- **Task description**
Each entry below is to be transcribed exactly.

- **Provided entries**

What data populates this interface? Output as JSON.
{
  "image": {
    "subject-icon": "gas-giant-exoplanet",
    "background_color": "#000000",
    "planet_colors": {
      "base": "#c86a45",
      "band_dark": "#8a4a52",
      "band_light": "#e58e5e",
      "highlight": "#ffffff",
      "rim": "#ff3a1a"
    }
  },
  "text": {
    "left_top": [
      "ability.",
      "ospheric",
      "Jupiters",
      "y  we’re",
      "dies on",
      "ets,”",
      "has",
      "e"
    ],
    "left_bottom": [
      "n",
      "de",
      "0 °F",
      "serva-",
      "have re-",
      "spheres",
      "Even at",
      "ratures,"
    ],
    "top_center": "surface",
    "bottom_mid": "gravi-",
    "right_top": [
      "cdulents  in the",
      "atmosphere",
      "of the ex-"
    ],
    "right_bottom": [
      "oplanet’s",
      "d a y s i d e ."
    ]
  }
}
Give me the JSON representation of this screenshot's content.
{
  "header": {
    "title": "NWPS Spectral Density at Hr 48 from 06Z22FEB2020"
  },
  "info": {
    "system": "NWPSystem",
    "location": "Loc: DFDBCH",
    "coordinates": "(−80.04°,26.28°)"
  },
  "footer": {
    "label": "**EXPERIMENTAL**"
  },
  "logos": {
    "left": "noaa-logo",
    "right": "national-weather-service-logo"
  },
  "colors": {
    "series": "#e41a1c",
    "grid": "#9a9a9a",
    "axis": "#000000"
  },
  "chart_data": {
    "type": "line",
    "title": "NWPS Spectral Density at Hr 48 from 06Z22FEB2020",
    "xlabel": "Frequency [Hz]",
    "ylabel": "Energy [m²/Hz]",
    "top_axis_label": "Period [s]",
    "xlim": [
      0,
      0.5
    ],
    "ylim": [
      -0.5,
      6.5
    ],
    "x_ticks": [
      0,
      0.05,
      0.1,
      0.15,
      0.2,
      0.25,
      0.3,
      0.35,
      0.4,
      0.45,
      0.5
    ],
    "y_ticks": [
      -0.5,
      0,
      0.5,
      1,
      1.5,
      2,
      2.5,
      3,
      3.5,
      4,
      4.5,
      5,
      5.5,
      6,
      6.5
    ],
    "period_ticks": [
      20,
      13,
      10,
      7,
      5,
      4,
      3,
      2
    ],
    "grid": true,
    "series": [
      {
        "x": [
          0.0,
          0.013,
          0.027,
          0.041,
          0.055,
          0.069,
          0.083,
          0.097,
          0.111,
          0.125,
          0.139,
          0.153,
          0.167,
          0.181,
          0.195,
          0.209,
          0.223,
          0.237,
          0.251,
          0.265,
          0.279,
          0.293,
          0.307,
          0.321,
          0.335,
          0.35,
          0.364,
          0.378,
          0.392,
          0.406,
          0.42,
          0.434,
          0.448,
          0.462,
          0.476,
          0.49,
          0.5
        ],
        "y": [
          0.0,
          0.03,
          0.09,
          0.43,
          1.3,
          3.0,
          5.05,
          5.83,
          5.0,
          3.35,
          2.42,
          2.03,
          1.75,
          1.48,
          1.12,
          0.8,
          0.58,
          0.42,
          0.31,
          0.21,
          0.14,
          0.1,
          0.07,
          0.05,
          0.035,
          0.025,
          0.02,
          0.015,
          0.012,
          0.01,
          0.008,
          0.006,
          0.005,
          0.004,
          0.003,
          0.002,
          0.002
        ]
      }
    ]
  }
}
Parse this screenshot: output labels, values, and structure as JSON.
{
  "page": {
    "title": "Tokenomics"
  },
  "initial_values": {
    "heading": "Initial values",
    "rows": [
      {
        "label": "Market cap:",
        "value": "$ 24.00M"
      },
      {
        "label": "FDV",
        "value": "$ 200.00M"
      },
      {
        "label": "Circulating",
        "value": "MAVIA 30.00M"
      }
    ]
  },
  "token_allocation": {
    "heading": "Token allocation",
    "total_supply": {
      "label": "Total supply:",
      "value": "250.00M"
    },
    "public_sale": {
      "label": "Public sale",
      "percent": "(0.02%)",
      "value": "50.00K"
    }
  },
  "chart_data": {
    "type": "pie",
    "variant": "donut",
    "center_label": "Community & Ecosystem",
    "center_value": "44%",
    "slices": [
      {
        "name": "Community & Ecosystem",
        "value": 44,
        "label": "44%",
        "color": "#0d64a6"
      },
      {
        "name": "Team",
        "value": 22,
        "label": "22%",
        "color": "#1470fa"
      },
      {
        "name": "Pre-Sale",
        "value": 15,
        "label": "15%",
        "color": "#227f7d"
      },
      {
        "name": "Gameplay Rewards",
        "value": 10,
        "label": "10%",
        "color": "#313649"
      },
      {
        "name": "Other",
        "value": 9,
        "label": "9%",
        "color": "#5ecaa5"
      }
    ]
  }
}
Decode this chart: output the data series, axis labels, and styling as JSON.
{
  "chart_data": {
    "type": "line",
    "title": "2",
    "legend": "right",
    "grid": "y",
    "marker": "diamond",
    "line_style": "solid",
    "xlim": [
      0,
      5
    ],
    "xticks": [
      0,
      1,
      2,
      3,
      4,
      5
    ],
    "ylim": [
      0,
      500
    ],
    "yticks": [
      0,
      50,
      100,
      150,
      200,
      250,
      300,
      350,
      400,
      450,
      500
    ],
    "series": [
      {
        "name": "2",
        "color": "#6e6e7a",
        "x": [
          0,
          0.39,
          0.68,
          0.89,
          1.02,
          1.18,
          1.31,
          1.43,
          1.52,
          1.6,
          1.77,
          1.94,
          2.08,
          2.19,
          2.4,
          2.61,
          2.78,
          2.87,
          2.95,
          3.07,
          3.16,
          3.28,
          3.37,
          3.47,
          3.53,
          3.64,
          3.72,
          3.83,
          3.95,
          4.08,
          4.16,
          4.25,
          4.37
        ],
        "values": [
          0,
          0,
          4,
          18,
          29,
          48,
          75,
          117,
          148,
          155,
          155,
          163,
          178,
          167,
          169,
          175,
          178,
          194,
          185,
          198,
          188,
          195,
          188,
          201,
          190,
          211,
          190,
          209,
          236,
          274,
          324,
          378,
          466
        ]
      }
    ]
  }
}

- **Correct response**
What data populates this interface? Output as JSON.
{
  "image": {
    "subject-icon": "gas-giant-exoplanet",
    "background_color": "#000000",
    "planet_colors": {
      "base": "#c86a45",
      "band_dark": "#8a4a52",
      "band_light": "#e58e5e",
      "highlight": "#ffffff",
      "rim": "#ff3a1a"
    }
  },
  "text": {
    "left_top": [
      "ability.",
      "ospheric",
      "Jupiters",
      "y  we’re",
      "dies on",
      "ets,”",
      "has",
      "e"
    ],
    "left_bottom": [
      "n",
      "de",
      "0 °F",
      "serva-",
      "have re-",
      "spheres",
      "Even at",
      "ratures,"
    ],
    "top_center": "surface",
    "bottom_mid": "gravi-",
    "right_top": [
      "cdulents  in the",
      "atmosphere",
      "of the ex-"
    ],
    "right_bottom": [
      "oplanet’s",
      "d a y s i d e ."
    ]
  }
}
Give me the JSON representation of this screenshot's content.
{
  "header": {
    "title": "NWPS Spectral Density at Hr 48 from 06Z22FEB2020"
  },
  "info": {
    "system": "NWPSystem",
    "location": "Loc: DFDBCH",
    "coordinates": "(−80.04°,26.28°)"
  },
  "footer": {
    "label": "**EXPERIMENTAL**"
  },
  "logos": {
    "left": "noaa-logo",
    "right": "national-weather-service-logo"
  },
  "colors": {
    "series": "#e41a1c",
    "grid": "#9a9a9a",
    "axis": "#000000"
  },
  "chart_data": {
    "type": "line",
    "title": "NWPS Spectral Density at Hr 48 from 06Z22FEB2020",
    "xlabel": "Frequency [Hz]",
    "ylabel": "Energy [m²/Hz]",
    "top_axis_label": "Period [s]",
    "xlim": [
      0,
      0.5
    ],
    "ylim": [
      -0.5,
      6.5
    ],
    "x_ticks": [
      0,
      0.05,
      0.1,
      0.15,
      0.2,
      0.25,
      0.3,
      0.35,
      0.4,
      0.45,
      0.5
    ],
    "y_ticks": [
      -0.5,
      0,
      0.5,
      1,
      1.5,
      2,
      2.5,
      3,
      3.5,
      4,
      4.5,
      5,
      5.5,
      6,
      6.5
    ],
    "period_ticks": [
      20,
      13,
      10,
      7,
      5,
      4,
      3,
      2
    ],
    "grid": true,
    "series": [
      {
        "x": [
          0.0,
          0.013,
          0.027,
          0.041,
          0.055,
          0.069,
          0.083,
          0.097,
          0.111,
          0.125,
          0.139,
          0.153,
          0.167,
          0.181,
          0.195,
          0.209,
          0.223,
          0.237,
          0.251,
          0.265,
          0.279,
          0.293,
          0.307,
          0.321,
          0.335,
          0.35,
          0.364,
          0.378,
          0.392,
          0.406,
          0.42,
          0.434,
          0.448,
          0.462,
          0.476,
          0.49,
          0.5
        ],
        "y": [
          0.0,
          0.03,
          0.09,
          0.43,
          1.3,
          3.0,
          5.05,
          5.83,
          5.0,
          3.35,
          2.42,
          2.03,
          1.75,
          1.48,
          1.12,
          0.8,
          0.58,
          0.42,
          0.31,
          0.21,
          0.14,
          0.1,
          0.07,
          0.05,
          0.035,
          0.025,
          0.02,
          0.015,
          0.012,
          0.01,
          0.008,
          0.006,
          0.005,
          0.004,
          0.003,
          0.002,
          0.002
        ]
      }
    ]
  }
}
Parse this screenshot: output labels, values, and structure as JSON.
{
  "page": {
    "title": "Tokenomics"
  },
  "initial_values": {
    "heading": "Initial values",
    "rows": [
      {
        "label": "Market cap:",
        "value": "$ 24.00M"
      },
      {
        "label": "FDV",
        "value": "$ 200.00M"
      },
      {
        "label": "Circulating",
        "value": "MAVIA 30.00M"
      }
    ]
  },
  "token_allocation": {
    "heading": "Token allocation",
    "total_supply": {
      "label": "Total supply:",
      "value": "250.00M"
    },
    "public_sale": {
      "label": "Public sale",
      "percent": "(0.02%)",
      "value": "50.00K"
    }
  },
  "chart_data": {
    "type": "pie",
    "variant": "donut",
    "center_label": "Community & Ecosystem",
    "center_value": "44%",
    "slices": [
      {
        "name": "Community & Ecosystem",
        "value": 44,
        "label": "44%",
        "color": "#0d64a6"
      },
      {
        "name": "Team",
        "value": 22,
        "label": "22%",
        "color": "#1470fa"
      },
      {
        "name": "Pre-Sale",
        "value": 15,
        "label": "15%",
        "color": "#227f7d"
      },
      {
        "name": "Gameplay Rewards",
        "value": 10,
        "label": "10%",
        "color": "#313649"
      },
      {
        "name": "Other",
        "value": 9,
        "label": "9%",
        "color": "#5ecaa5"
      }
    ]
  }
}
Decode this chart: output the data series, axis labels, and styling as JSON.
{
  "chart_data": {
    "type": "line",
    "title": "2",
    "legend": "right",
    "grid": "y",
    "marker": "diamond",
    "line_style": "solid",
    "xlim": [
      0,
      5
    ],
    "xticks": [
      0,
      1,
      2,
      3,
      4,
      5
    ],
    "ylim": [
      0,
      500
    ],
    "yticks": [
      0,
      50,
      100,
      150,
      200,
      250,
      300,
      350,
      400,
      450,
      500
    ],
    "series": [
      {
        "name": "2",
        "color": "#6e6e7a",
        "x": [
          0,
          0.39,
          0.68,
          0.89,
          1.02,
          1.18,
          1.31,
          1.43,
          1.52,
          1.6,
          1.77,
          1.94,
          2.08,
          2.19,
          2.4,
          2.61,
          2.78,
          2.87,
          2.95,
          3.07,
          3.16,
          3.28,
          3.37,
          3.47,
          3.53,
          3.64,
          3.72,
          3.83,
          3.95,
          4.08,
          4.16,
          4.25,
          4.37
        ],
        "values": [
          0,
          0,
          4,
          18,
          29,
          48,
          75,
          117,
          148,
          155,
          155,
          163,
          178,
          167,
          169,
          175,
          178,
          194,
          185,
          198,
          188,
          195,
          188,
          201,
          190,
          211,
          190,
          209,
          236,
          274,
          324,
          378,
          466
        ]
      }
    ]
  }
}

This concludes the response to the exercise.